### Material provided
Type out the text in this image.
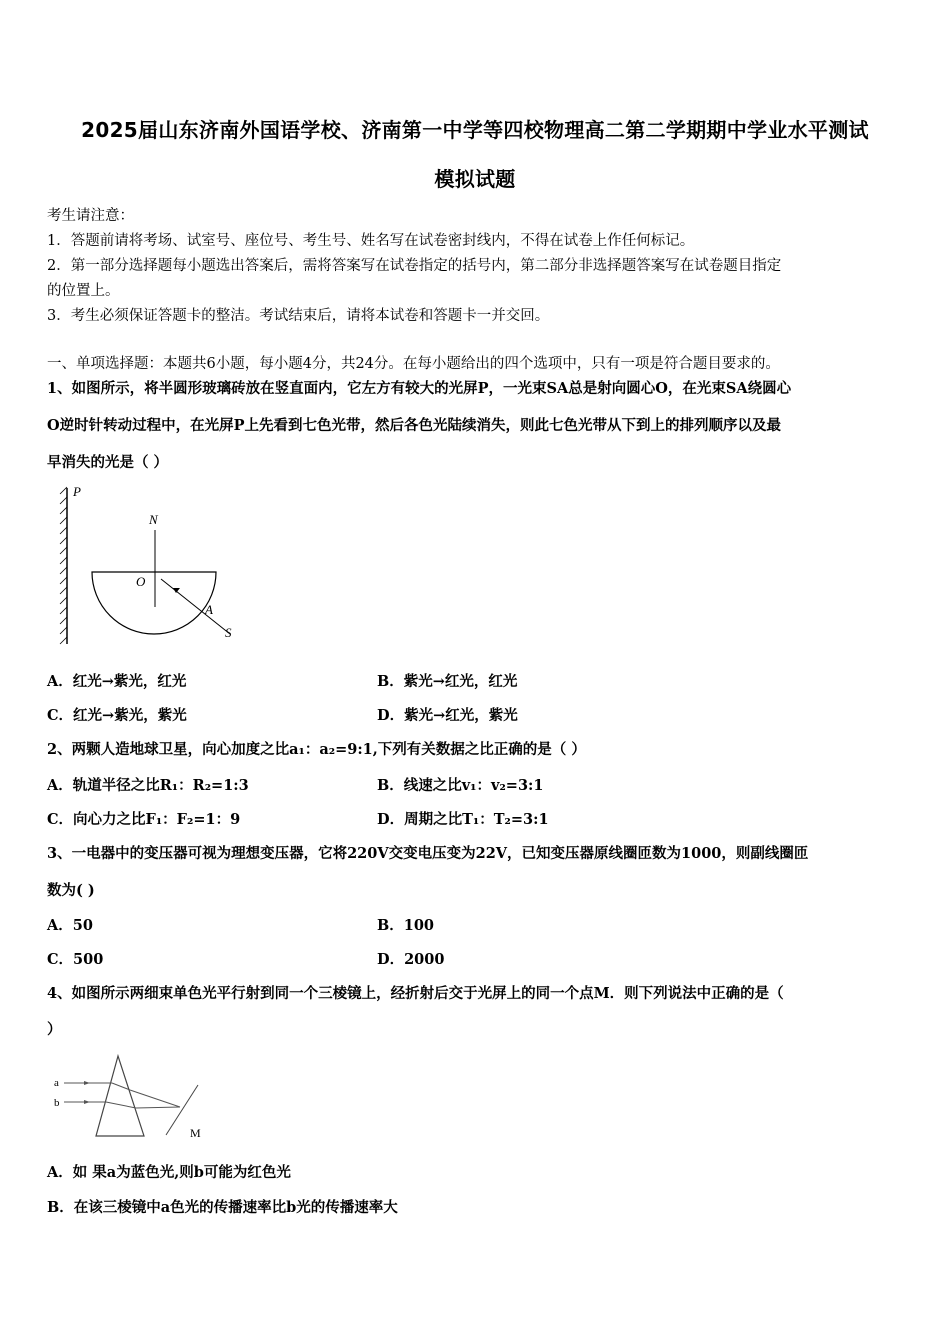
2025届山东济南外国语学校、济南第一中学等四校物理高二第二学期期中学业水平测试
模拟试题
考生请注意：
1．答题前请将考场、试室号、座位号、考生号、姓名写在试卷密封线内，不得在试卷上作任何标记。
2．第一部分选择题每小题选出答案后，需将答案写在试卷指定的括号内，第二部分非选择题答案写在试卷题目指定
的位置上。
3．考生必须保证答题卡的整洁。考试结束后，请将本试卷和答题卡一并交回。
一、单项选择题：本题共6小题，每小题4分，共24分。在每小题给出的四个选项中，只有一项是符合题目要求的。
1、如图所示，将半圆形玻璃砖放在竖直面内，它左方有较大的光屏P，一光束SA总是射向圆心O，在光束SA绕圆心
O逆时针转动过程中，在光屏P上先看到七色光带，然后各色光陆续消失，则此七色光带从下到上的排列顺序以及最
早消失的光是（ ）
P
N
O
A
S
A．红光→紫光，红光	B．紫光→红光，红光
C．红光→紫光，紫光	D．紫光→红光，紫光
2、两颗人造地球卫星，向心加度之比a₁：a₂=9:1,下列有关数据之比正确的是（ ）
A．轨道半径之比R₁：R₂=1:3	B．线速之比v₁：v₂=3:1
C．向心力之比F₁：F₂=1：9	D．周期之比T₁：T₂=3:1
3、一电器中的变压器可视为理想变压器，它将220V交变电压变为22V，已知变压器原线圈匝数为1000，则副线圈匝
数为( )
A．50	B．100
C．500	D．2000
4、如图所示两细束单色光平行射到同一个三棱镜上，经折射后交于光屏上的同一个点M．则下列说法中正确的是（
）
a
b
M
A．如 果a为蓝色光,则b可能为红色光
B．在该三棱镜中a色光的传播速率比b光的传播速率大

### Goal
Transcribe every entry word for word, but omit the pictures.

### Solution
Type out the text in this image.
2025届山东济南外国语学校、济南第一中学等四校物理高二第二学期期中学业水平测试
模拟试题
考生请注意：
1．答题前请将考场、试室号、座位号、考生号、姓名写在试卷密封线内，不得在试卷上作任何标记。
2．第一部分选择题每小题选出答案后，需将答案写在试卷指定的括号内，第二部分非选择题答案写在试卷题目指定
的位置上。
3．考生必须保证答题卡的整洁。考试结束后，请将本试卷和答题卡一并交回。
一、单项选择题：本题共6小题，每小题4分，共24分。在每小题给出的四个选项中，只有一项是符合题目要求的。
1、如图所示，将半圆形玻璃砖放在竖直面内，它左方有较大的光屏P，一光束SA总是射向圆心O，在光束SA绕圆心
O逆时针转动过程中，在光屏P上先看到七色光带，然后各色光陆续消失，则此七色光带从下到上的排列顺序以及最
早消失的光是（ ）
P
N
O
A
S
A．红光→紫光，红光	B．紫光→红光，红光
C．红光→紫光，紫光	D．紫光→红光，紫光
2、两颗人造地球卫星，向心加度之比a₁：a₂=9:1,下列有关数据之比正确的是（ ）
A．轨道半径之比R₁：R₂=1:3	B．线速之比v₁：v₂=3:1
C．向心力之比F₁：F₂=1：9	D．周期之比T₁：T₂=3:1
3、一电器中的变压器可视为理想变压器，它将220V交变电压变为22V，已知变压器原线圈匝数为1000，则副线圈匝
数为( )
A．50	B．100
C．500	D．2000
4、如图所示两细束单色光平行射到同一个三棱镜上，经折射后交于光屏上的同一个点M．则下列说法中正确的是（
）
a
b
M
A．如 果a为蓝色光,则b可能为红色光
B．在该三棱镜中a色光的传播速率比b光的传播速率大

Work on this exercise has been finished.